Return the stretch of the Facebook and Nicaragua passage that starts at "Facebook claims that" and stops after "an overwhelming victory.", copied word for word.

Quoted passage:
+++

A tacit agreement between the government and Facebook appears to have been made: you can keep the profits, but we control the message. As such, a cynic might wonder what functional difference there is between Facebook and the national security state.
Facebook claims that these accounts were bots engaged in “inauthentic behavior.” Considering that around half of the country uses the platform for news and entertainment, the decision could barely have been more heavy-handed and intrusive. However, early reports show that if their goal was to swing the result, it has failed badly and the Sandinistas have achieved an overwhelming victory.
“This is appalling interference by Facebook in particular (which is the most popular social media outlet in Nicaragua). They allege that they’ve stopped a government-deployed troll farm but what they have actually done is to close accounts of ordinary Sandinista activists, particularly young people, often with many followers,” John Perry, a journalist living in the city of Masaya, told MintPress.
Worse still, after dozens of Sandinistas took to Twitter to record video messages proving they were real people being censored, their accounts were systematically deleted as well, in what Managua-based journalist Ben Norton described as a Silicon Valley “double-tap strike.”

+++

Entries supplied:
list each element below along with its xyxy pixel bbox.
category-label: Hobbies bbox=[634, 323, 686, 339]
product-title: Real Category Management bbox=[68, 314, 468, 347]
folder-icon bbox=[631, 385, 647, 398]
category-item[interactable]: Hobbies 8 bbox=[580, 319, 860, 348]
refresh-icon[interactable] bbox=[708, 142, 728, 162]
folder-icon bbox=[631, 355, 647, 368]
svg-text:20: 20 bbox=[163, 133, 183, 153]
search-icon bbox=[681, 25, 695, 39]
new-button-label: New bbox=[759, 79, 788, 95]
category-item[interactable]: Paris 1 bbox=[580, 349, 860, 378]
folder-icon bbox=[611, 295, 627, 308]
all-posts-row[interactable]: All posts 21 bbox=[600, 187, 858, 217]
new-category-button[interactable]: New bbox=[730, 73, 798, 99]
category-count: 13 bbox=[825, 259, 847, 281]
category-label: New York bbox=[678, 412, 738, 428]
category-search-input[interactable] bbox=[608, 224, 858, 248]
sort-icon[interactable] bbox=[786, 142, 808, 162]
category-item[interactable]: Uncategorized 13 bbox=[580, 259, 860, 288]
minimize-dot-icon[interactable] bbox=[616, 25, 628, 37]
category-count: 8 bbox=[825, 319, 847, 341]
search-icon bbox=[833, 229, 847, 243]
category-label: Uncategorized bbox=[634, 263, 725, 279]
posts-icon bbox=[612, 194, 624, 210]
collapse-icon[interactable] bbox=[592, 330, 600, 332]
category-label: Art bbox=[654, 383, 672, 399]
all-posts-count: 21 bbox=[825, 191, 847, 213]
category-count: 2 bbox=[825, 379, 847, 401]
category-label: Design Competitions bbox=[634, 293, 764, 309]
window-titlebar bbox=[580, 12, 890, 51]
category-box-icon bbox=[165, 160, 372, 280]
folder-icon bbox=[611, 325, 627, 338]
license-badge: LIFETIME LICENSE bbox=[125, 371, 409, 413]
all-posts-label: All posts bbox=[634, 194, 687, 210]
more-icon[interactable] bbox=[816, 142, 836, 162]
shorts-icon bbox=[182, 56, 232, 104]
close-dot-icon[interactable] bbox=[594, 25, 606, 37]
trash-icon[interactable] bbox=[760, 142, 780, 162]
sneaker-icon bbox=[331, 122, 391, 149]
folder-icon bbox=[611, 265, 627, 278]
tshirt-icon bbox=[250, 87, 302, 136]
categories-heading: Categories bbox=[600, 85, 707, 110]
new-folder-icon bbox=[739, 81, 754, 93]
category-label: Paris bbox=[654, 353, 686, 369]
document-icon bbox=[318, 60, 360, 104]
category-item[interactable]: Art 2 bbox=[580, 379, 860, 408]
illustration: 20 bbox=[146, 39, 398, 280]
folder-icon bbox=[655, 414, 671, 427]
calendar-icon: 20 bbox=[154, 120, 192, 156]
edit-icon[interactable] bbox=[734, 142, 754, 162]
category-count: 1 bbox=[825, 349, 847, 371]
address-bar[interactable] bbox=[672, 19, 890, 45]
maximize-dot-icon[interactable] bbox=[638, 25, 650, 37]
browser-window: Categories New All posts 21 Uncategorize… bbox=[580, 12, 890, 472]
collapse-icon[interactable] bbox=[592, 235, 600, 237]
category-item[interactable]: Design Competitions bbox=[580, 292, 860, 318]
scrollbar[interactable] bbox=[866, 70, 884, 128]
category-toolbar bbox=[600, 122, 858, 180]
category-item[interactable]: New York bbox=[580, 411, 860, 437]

+++

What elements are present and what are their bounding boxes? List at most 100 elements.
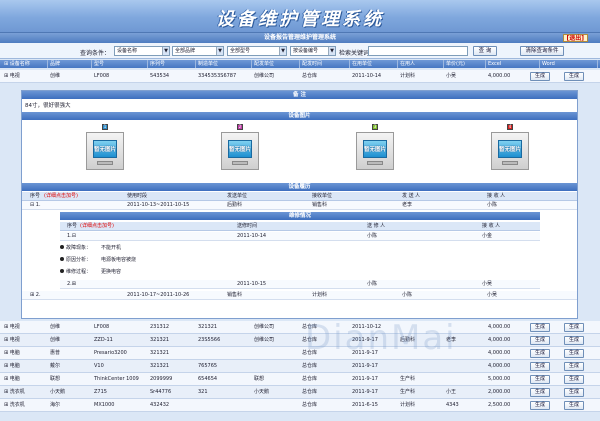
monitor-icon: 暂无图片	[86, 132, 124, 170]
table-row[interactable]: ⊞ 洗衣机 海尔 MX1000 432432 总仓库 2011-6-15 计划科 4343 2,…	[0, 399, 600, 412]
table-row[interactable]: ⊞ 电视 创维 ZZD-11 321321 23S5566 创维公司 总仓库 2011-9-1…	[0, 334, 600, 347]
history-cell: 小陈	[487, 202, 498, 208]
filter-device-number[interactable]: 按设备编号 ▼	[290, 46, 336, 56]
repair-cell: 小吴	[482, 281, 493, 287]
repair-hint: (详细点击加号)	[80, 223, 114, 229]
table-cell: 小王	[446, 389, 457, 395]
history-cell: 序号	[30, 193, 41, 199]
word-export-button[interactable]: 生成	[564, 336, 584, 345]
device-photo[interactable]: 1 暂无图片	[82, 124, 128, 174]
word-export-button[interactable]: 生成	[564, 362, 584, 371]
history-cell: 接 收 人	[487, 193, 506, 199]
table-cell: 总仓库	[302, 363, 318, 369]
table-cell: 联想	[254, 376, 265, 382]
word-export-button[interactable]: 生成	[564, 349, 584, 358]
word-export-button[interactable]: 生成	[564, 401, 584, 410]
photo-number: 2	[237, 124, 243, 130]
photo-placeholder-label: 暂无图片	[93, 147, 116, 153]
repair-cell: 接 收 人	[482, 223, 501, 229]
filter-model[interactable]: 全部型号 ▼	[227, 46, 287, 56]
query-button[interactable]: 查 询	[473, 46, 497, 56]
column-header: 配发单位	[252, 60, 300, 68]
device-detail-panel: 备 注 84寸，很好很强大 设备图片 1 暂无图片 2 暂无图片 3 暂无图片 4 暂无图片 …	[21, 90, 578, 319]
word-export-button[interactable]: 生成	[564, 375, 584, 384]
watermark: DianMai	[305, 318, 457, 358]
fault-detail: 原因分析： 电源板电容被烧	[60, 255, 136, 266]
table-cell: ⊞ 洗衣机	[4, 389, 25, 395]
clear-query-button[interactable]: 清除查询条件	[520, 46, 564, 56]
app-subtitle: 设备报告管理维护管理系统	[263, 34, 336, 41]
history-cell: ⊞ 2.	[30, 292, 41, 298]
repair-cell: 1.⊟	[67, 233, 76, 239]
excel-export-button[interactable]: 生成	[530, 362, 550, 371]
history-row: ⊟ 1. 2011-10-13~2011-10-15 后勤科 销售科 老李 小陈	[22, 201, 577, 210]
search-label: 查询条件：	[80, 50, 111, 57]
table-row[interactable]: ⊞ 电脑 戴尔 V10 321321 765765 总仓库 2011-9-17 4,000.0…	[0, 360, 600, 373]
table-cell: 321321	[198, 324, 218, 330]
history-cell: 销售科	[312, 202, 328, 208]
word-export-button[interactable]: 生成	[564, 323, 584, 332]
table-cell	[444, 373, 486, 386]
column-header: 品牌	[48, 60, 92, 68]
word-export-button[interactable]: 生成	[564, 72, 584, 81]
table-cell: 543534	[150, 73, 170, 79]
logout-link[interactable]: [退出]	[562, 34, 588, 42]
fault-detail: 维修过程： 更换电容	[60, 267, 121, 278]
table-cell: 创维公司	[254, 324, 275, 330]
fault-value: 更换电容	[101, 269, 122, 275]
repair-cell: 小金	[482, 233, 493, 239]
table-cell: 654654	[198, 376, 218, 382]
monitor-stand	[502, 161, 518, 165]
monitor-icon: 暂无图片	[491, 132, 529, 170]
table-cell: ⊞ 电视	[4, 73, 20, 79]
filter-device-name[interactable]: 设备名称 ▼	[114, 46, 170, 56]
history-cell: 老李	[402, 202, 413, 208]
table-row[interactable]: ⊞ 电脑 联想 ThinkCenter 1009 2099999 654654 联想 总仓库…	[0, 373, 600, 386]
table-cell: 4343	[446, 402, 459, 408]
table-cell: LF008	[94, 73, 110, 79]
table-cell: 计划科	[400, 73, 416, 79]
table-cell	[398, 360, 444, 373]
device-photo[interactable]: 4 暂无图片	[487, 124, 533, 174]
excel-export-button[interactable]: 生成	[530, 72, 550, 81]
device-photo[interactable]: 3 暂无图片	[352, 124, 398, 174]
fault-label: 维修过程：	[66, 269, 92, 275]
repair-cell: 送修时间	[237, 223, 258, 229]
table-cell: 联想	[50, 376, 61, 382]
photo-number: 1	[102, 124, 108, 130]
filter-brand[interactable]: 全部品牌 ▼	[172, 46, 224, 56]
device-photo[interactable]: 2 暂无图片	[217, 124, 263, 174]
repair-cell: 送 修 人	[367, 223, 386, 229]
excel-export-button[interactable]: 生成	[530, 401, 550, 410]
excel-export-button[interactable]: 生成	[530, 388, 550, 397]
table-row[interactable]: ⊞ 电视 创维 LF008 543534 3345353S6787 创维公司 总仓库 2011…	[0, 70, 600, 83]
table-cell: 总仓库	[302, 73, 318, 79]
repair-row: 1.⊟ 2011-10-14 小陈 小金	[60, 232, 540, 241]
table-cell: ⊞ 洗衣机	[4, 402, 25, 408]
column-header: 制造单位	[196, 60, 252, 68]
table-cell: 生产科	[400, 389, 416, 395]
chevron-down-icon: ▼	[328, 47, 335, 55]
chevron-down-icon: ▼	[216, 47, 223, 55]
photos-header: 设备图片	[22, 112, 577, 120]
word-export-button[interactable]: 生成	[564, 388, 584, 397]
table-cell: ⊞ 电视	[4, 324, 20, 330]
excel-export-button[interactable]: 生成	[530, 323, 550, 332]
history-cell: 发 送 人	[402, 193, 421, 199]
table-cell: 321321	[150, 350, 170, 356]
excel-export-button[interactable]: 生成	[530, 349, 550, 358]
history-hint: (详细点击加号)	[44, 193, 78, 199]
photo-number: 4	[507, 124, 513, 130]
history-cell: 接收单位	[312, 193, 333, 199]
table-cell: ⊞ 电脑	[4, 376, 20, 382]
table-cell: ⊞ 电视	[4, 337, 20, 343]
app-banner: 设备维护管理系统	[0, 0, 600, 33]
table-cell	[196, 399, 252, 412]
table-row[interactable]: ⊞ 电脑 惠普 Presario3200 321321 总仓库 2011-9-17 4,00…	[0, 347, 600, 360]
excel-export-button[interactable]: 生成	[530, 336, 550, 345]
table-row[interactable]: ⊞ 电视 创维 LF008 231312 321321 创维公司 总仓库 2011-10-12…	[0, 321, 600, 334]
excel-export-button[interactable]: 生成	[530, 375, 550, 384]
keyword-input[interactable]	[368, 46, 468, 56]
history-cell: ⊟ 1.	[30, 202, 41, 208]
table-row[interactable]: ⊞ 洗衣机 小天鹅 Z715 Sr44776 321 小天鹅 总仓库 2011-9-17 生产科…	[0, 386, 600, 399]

+++

Exercise solution:
Facebook claims that these accounts were bots engaged in “inauthentic behavior.” Considering that around half of the country uses the platform for news and entertainment, the decision could barely have been more heavy-handed and intrusive. However, early reports show that if their goal was to swing the result, it has failed badly and the Sandinistas have achieved an overwhelming victory.